*YOUR INSTRUCTIONS*
Look for the string "name" and copy every line that has it.

*INPUT ROWS*
____

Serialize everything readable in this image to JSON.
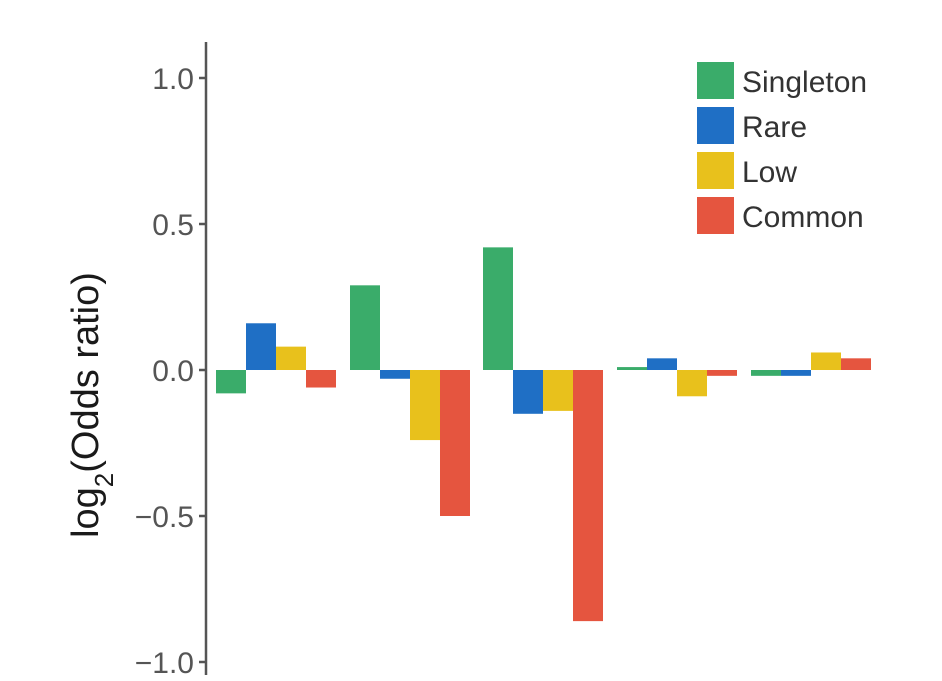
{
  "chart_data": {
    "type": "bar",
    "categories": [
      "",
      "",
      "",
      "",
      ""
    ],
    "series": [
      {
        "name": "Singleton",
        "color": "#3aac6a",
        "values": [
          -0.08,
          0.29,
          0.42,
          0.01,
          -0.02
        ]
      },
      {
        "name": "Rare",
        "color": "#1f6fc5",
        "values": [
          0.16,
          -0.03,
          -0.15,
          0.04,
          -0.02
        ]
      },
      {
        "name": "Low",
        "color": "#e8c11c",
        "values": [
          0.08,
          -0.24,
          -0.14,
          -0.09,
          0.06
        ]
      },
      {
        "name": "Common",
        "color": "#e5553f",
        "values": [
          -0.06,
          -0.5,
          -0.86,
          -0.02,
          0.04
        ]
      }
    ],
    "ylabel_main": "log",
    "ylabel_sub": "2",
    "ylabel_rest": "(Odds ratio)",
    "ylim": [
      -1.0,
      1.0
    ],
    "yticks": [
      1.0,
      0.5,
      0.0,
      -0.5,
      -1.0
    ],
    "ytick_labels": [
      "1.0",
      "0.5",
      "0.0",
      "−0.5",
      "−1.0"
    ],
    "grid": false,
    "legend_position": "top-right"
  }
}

____

*RESULT OF THE TASK*
        "name": "Singleton",
        "name": "Rare",
        "name": "Low",
        "name": "Common",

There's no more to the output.